▶ Written request: Look for the string "Current" and copy every line that has it.

**** Data rows

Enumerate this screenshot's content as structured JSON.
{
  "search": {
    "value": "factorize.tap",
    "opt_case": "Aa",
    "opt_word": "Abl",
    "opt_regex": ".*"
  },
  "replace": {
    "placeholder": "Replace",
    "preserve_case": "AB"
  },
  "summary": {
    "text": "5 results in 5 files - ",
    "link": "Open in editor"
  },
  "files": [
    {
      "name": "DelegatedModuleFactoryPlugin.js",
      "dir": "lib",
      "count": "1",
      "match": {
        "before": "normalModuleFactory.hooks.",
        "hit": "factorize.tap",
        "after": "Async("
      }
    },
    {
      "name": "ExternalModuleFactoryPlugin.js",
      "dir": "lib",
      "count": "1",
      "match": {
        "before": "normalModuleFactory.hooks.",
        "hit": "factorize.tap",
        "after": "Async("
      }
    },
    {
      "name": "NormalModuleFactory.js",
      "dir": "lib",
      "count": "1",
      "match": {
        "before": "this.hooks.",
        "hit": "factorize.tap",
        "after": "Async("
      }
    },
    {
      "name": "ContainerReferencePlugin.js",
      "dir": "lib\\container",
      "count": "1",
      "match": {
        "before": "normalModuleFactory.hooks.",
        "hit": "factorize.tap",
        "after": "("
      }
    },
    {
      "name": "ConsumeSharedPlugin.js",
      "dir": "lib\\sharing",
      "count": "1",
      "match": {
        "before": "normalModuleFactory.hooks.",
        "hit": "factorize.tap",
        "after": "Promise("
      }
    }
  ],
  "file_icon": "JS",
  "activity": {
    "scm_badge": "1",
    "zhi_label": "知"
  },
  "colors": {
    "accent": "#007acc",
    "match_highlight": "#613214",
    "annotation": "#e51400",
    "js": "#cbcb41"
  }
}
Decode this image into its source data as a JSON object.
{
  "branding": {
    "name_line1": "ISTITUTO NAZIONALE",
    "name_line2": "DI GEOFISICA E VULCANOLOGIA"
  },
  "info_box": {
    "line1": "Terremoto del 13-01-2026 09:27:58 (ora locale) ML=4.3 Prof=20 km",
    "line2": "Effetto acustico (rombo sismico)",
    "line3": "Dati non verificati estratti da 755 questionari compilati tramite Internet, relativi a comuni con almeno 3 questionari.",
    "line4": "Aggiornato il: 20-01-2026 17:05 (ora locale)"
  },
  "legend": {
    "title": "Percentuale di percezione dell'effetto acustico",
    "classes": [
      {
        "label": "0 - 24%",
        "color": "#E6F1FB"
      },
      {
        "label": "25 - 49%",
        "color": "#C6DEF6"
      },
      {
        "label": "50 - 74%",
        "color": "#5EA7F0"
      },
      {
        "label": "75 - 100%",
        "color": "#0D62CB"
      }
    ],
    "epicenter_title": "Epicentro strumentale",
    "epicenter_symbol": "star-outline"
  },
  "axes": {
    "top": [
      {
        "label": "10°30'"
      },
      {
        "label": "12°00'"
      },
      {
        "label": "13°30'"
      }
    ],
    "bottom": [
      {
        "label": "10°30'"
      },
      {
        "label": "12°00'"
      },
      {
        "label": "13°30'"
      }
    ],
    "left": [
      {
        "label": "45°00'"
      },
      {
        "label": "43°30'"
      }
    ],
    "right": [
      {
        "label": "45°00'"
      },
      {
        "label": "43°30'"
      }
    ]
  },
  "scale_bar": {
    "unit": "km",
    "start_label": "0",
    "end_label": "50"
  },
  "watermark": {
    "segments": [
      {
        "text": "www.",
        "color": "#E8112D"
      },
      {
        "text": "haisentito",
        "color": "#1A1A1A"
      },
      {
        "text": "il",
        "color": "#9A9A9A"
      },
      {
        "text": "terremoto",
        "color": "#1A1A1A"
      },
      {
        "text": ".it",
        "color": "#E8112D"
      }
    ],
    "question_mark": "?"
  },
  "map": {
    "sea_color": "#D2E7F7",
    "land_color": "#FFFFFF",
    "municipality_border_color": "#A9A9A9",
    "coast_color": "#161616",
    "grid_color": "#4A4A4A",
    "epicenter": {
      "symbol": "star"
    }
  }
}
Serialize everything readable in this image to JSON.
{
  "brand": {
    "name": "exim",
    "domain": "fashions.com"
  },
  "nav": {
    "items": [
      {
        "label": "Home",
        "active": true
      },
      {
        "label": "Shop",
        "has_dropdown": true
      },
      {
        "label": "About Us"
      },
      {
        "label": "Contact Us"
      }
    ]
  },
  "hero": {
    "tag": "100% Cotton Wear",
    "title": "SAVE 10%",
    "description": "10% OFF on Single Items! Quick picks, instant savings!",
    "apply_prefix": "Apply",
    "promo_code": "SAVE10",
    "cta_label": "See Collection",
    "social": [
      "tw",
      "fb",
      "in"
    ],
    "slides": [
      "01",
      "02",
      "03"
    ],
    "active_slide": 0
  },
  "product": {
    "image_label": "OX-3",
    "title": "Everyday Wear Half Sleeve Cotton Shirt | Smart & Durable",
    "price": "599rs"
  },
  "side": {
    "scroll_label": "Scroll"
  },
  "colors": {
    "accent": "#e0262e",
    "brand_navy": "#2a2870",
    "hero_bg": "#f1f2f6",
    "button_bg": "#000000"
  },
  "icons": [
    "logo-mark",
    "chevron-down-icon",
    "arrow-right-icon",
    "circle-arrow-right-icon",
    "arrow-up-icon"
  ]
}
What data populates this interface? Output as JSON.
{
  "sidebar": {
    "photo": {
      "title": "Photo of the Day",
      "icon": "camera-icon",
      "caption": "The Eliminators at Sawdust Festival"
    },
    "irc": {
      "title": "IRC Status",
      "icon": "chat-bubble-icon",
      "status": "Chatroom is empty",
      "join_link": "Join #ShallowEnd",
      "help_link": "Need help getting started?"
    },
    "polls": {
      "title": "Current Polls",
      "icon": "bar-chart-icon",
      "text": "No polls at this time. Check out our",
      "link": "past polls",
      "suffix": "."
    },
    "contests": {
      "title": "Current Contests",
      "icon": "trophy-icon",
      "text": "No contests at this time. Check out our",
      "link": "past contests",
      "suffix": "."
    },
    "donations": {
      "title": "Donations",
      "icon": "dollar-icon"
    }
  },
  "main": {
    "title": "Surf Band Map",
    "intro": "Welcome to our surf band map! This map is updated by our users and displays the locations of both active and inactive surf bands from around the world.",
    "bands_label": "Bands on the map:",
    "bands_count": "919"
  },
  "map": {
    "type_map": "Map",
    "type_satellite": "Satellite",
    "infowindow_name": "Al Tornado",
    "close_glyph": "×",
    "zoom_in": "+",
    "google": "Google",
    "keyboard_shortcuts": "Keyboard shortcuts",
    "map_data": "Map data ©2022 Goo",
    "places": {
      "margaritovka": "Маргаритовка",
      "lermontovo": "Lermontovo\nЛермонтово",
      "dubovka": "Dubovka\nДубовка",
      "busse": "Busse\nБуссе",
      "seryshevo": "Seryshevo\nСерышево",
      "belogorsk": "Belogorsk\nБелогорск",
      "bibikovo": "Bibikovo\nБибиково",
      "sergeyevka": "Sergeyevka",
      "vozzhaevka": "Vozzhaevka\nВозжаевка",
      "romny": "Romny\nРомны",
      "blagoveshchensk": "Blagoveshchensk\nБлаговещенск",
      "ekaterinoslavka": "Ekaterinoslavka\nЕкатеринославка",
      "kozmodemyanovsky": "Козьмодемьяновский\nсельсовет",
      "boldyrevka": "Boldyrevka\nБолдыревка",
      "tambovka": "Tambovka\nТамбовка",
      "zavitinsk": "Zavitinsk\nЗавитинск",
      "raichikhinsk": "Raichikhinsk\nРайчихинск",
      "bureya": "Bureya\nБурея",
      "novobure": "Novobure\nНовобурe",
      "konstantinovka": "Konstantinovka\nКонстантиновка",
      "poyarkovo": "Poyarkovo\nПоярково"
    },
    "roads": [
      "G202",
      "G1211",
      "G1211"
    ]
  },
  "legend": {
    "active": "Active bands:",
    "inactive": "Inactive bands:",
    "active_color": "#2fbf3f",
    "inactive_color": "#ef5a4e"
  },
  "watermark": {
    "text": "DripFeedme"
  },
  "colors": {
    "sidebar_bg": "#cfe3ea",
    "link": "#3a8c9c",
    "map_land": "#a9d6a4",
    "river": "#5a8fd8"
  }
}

********

▶ Solved problem:
      "title": "Current Polls",
      "title": "Current Contests",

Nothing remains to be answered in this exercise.